AIM OF THE TASK
Gather, from the data below, each line in which the word "Runaway" occurs.

(Excerpt from a dataset)

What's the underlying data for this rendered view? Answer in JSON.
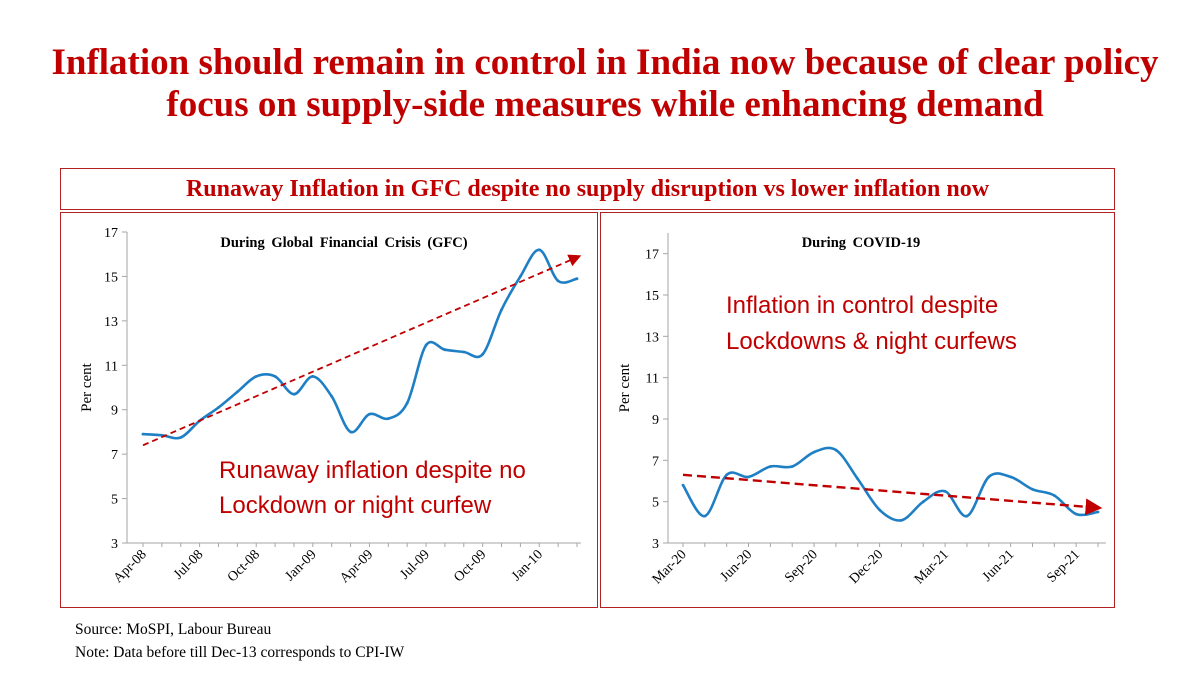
{
  "title": "Inflation should remain in control in India now because of clear policy focus on supply-side measures while enhancing demand",
  "subtitle": "Runaway Inflation in GFC despite no supply disruption vs lower inflation now",
  "footer": {
    "source": "Source: MoSPI, Labour Bureau",
    "note": "Note: Data before till Dec-13 corresponds to CPI-IW"
  },
  "colors": {
    "accent": "#c00000",
    "line": "#1f7fc4",
    "trend": "#c00000",
    "axis": "#a6a6a6"
  },
  "chart_data": [
    {
      "type": "line",
      "title": "During Global Financial Crisis (GFC)",
      "ylabel": "Per cent",
      "xlabel": "",
      "ylim": [
        3,
        17
      ],
      "yticks": [
        3,
        5,
        7,
        9,
        11,
        13,
        15,
        17
      ],
      "tick_labels": [
        "Apr-08",
        "Jul-08",
        "Oct-08",
        "Jan-09",
        "Apr-09",
        "Jul-09",
        "Oct-09",
        "Jan-10"
      ],
      "categories": [
        "Apr-08",
        "May-08",
        "Jun-08",
        "Jul-08",
        "Aug-08",
        "Sep-08",
        "Oct-08",
        "Nov-08",
        "Dec-08",
        "Jan-09",
        "Feb-09",
        "Mar-09",
        "Apr-09",
        "May-09",
        "Jun-09",
        "Jul-09",
        "Aug-09",
        "Sep-09",
        "Oct-09",
        "Nov-09",
        "Dec-09",
        "Jan-10",
        "Feb-10",
        "Mar-10"
      ],
      "series": [
        {
          "values": [
            7.9,
            7.85,
            7.75,
            8.5,
            9.1,
            9.8,
            10.5,
            10.5,
            9.7,
            10.5,
            9.6,
            8.0,
            8.8,
            8.6,
            9.3,
            11.9,
            11.7,
            11.6,
            11.5,
            13.5,
            15.0,
            16.2,
            14.8,
            14.9
          ]
        }
      ],
      "trend": {
        "start": 7.4,
        "end": 15.9
      },
      "annotation": "Runaway inflation despite no Lockdown or night curfew",
      "grid": false
    },
    {
      "type": "line",
      "title": "During COVID-19",
      "ylabel": "Per cent",
      "xlabel": "",
      "ylim": [
        3,
        18
      ],
      "yticks": [
        3,
        5,
        7,
        9,
        11,
        13,
        15,
        17
      ],
      "tick_labels": [
        "Mar-20",
        "Jun-20",
        "Sep-20",
        "Dec-20",
        "Mar-21",
        "Jun-21",
        "Sep-21"
      ],
      "categories": [
        "Mar-20",
        "Apr-20",
        "May-20",
        "Jun-20",
        "Jul-20",
        "Aug-20",
        "Sep-20",
        "Oct-20",
        "Nov-20",
        "Dec-20",
        "Jan-21",
        "Feb-21",
        "Mar-21",
        "Apr-21",
        "May-21",
        "Jun-21",
        "Jul-21",
        "Aug-21",
        "Sep-21",
        "Oct-21"
      ],
      "series": [
        {
          "values": [
            5.8,
            4.3,
            6.3,
            6.2,
            6.7,
            6.7,
            7.4,
            7.5,
            6.1,
            4.6,
            4.1,
            5.0,
            5.5,
            4.3,
            6.2,
            6.2,
            5.6,
            5.3,
            4.4,
            4.5
          ]
        }
      ],
      "trend": {
        "start": 6.3,
        "end": 4.7
      },
      "annotation": "Inflation in control despite Lockdowns & night curfews",
      "grid": false
    }
  ]
}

EXERCISE RESPONSE
  "subtitle": "Runaway Inflation in GFC despite no supply disruption vs lower inflation now",
      "annotation": "Runaway inflation despite no Lockdown or night curfew",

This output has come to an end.